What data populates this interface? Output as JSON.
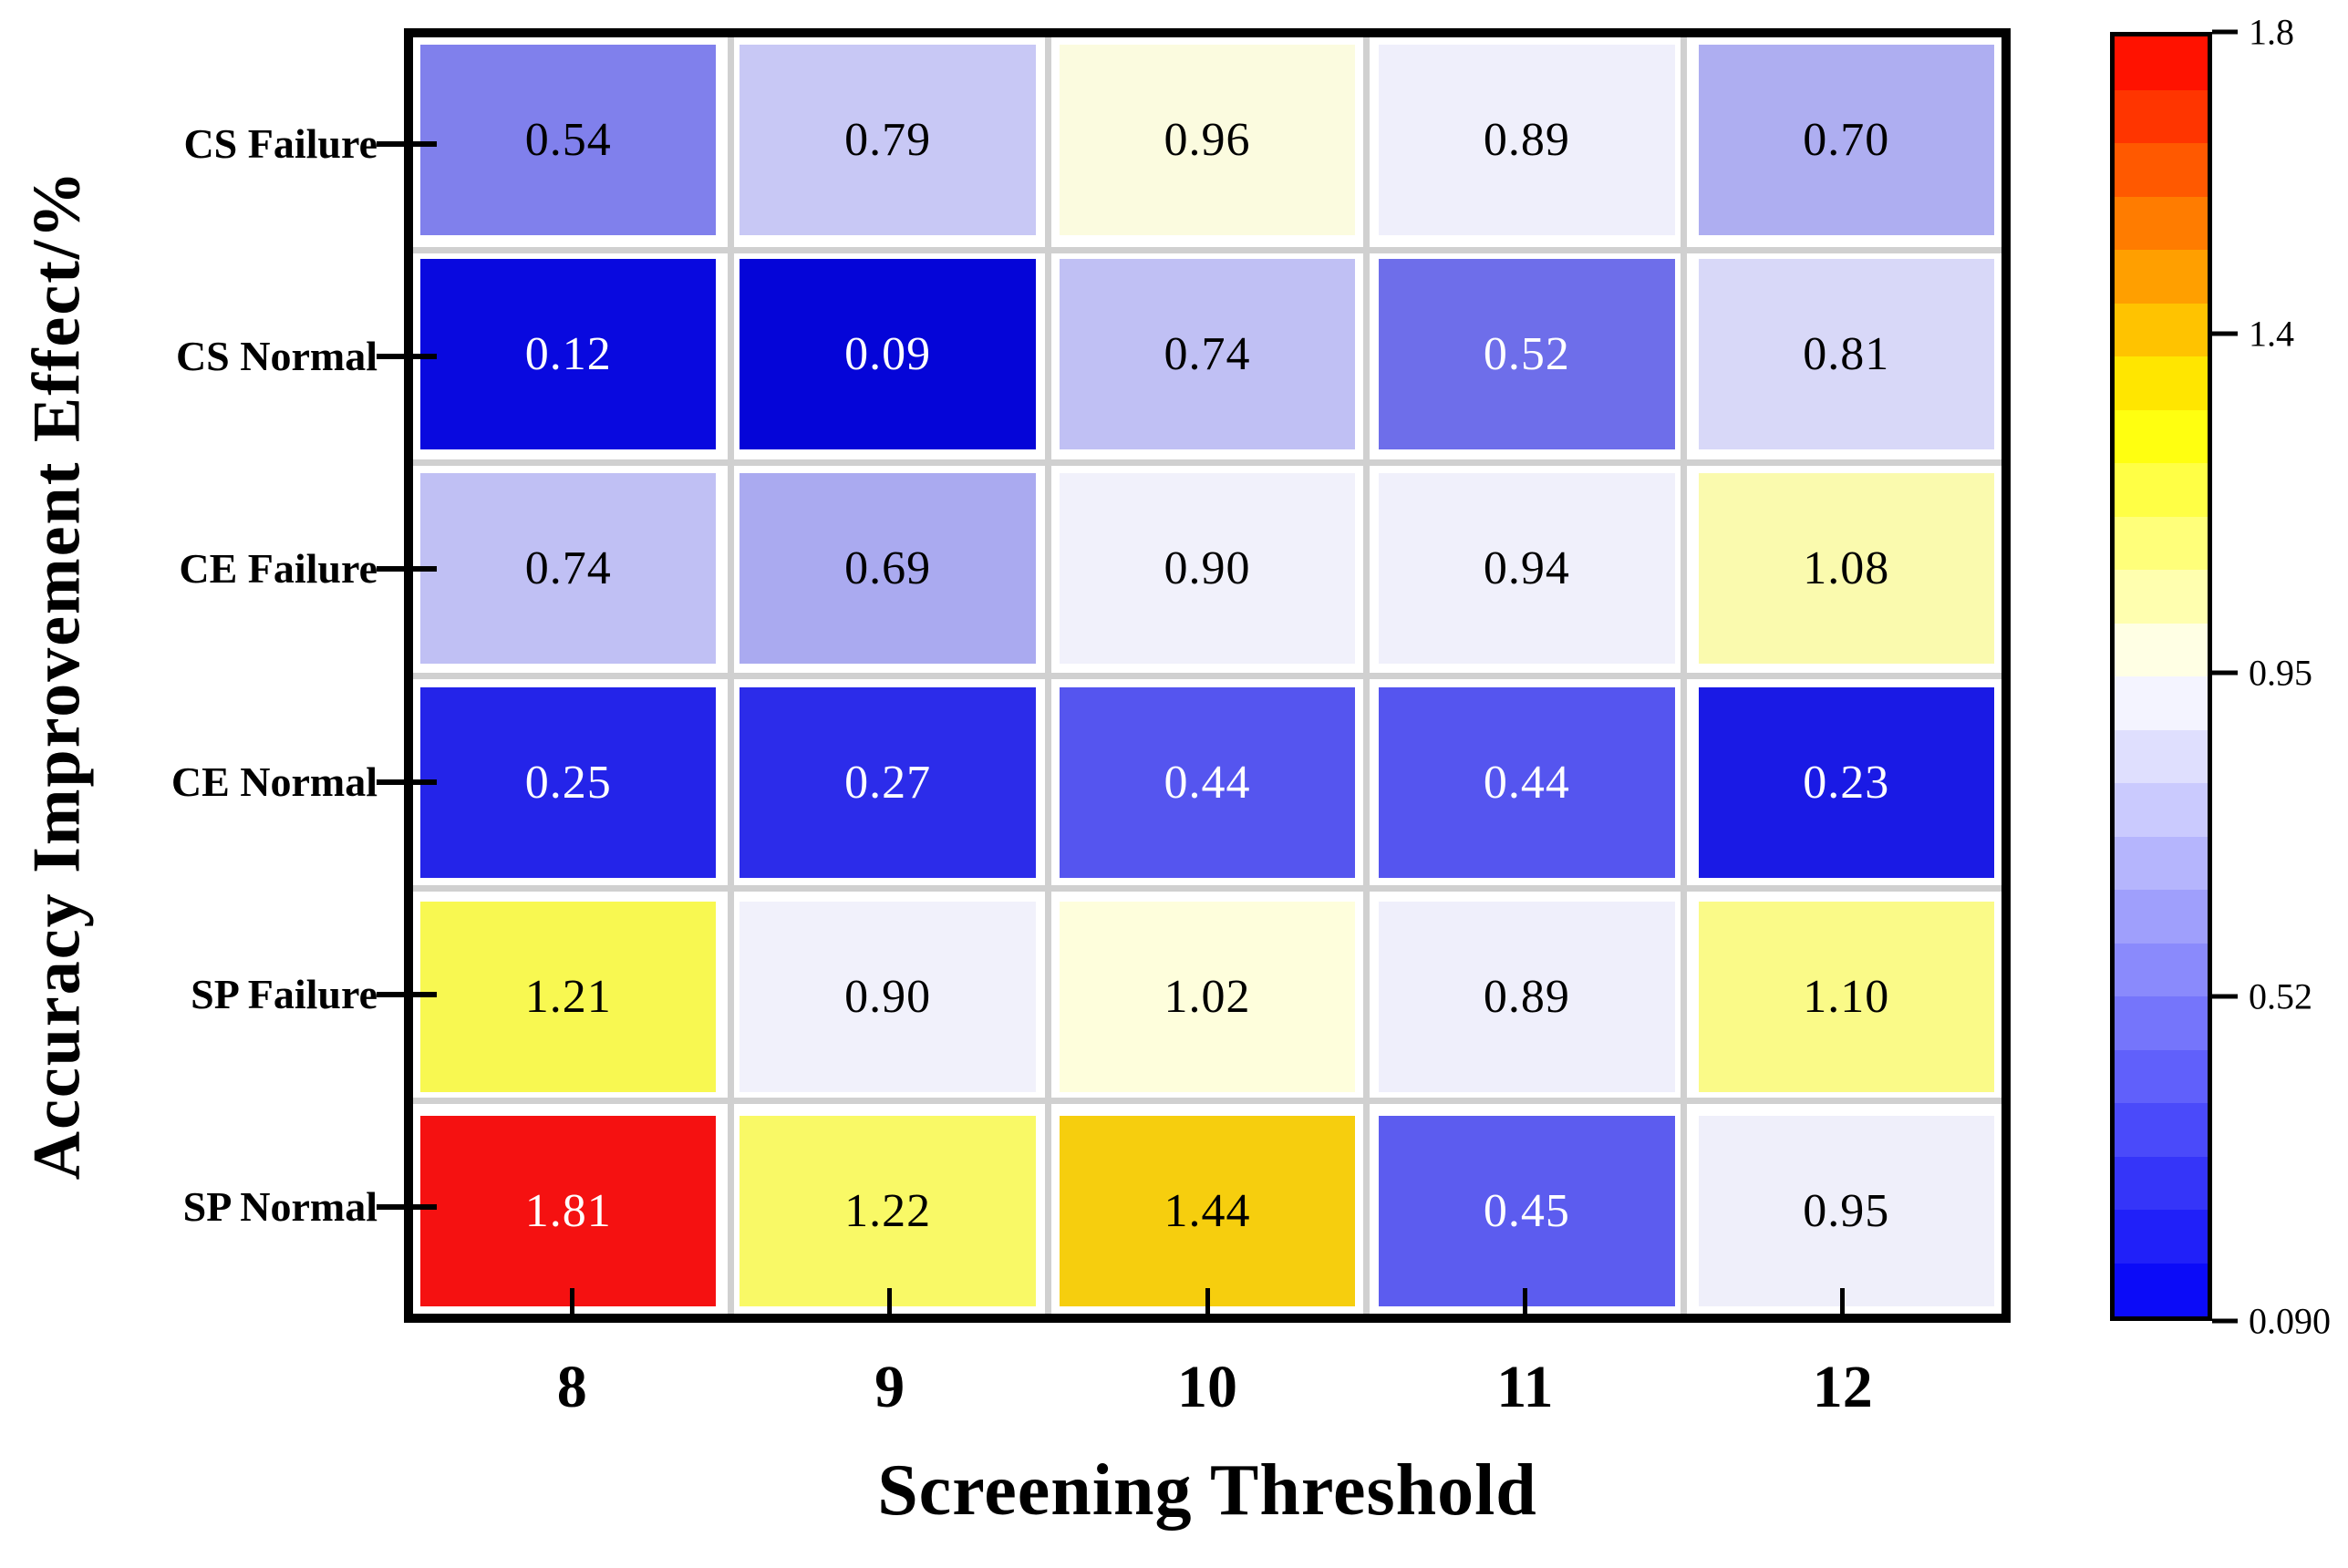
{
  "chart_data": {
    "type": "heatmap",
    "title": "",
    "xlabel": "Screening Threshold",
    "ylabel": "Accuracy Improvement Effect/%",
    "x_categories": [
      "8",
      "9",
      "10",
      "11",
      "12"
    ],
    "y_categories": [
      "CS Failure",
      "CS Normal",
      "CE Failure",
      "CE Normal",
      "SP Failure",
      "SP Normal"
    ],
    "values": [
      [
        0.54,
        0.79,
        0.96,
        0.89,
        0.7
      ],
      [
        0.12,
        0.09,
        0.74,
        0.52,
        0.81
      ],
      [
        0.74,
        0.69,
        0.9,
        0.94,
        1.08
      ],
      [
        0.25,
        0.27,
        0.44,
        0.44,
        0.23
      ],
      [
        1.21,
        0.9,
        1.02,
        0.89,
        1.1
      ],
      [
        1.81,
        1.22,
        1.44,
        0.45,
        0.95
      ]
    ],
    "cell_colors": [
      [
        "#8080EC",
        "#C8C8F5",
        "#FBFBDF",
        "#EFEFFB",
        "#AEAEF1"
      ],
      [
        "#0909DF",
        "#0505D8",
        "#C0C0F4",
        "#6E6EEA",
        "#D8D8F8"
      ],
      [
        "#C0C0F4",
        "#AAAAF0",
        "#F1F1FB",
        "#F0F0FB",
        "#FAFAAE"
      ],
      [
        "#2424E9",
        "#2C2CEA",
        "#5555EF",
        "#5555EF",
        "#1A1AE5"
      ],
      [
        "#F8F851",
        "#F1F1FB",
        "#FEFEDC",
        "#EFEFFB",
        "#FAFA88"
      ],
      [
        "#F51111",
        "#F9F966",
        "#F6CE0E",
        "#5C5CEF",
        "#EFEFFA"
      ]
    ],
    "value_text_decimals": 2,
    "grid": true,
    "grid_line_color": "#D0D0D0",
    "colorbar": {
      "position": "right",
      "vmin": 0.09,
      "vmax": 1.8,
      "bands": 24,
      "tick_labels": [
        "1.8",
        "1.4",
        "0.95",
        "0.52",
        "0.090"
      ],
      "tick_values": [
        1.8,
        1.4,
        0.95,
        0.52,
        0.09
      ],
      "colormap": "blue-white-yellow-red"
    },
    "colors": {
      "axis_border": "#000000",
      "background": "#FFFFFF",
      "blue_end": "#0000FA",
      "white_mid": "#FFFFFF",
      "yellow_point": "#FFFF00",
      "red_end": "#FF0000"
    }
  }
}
● ● ●
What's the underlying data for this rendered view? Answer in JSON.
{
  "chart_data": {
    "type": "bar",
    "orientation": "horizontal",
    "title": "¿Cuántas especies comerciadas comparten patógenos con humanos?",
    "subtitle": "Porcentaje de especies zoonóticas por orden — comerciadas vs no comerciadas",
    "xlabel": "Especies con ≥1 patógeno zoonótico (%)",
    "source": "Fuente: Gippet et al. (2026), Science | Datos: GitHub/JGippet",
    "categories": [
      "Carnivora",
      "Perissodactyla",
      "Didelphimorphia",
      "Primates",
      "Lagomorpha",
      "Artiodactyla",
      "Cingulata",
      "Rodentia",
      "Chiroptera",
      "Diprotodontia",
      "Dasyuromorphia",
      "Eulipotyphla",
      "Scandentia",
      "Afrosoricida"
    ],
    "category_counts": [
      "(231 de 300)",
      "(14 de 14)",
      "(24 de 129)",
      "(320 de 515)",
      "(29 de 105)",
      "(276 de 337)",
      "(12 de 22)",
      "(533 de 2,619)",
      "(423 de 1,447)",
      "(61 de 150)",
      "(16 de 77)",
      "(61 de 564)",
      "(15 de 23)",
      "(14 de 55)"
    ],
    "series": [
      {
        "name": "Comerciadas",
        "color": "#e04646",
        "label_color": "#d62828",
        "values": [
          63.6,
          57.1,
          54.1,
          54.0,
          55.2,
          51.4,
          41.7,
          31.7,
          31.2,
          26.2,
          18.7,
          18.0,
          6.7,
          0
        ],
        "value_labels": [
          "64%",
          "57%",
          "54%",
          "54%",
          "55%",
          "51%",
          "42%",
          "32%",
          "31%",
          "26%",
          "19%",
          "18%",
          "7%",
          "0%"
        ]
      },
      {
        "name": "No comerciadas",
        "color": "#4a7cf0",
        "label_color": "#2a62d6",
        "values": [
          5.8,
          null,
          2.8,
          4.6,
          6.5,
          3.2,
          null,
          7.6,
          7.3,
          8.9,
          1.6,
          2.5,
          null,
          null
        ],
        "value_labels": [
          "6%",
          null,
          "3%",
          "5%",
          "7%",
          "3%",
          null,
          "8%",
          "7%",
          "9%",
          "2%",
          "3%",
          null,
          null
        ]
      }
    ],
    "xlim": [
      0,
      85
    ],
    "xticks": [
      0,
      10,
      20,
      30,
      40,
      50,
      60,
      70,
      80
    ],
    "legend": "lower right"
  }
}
● ● ●
## Brief
Filter the records above for lines containing the word "JSON", and copy those lines.

## Final result
What data populates this interface? Output as JSON.
What's the underlying data for this rendered view? Answer in JSON.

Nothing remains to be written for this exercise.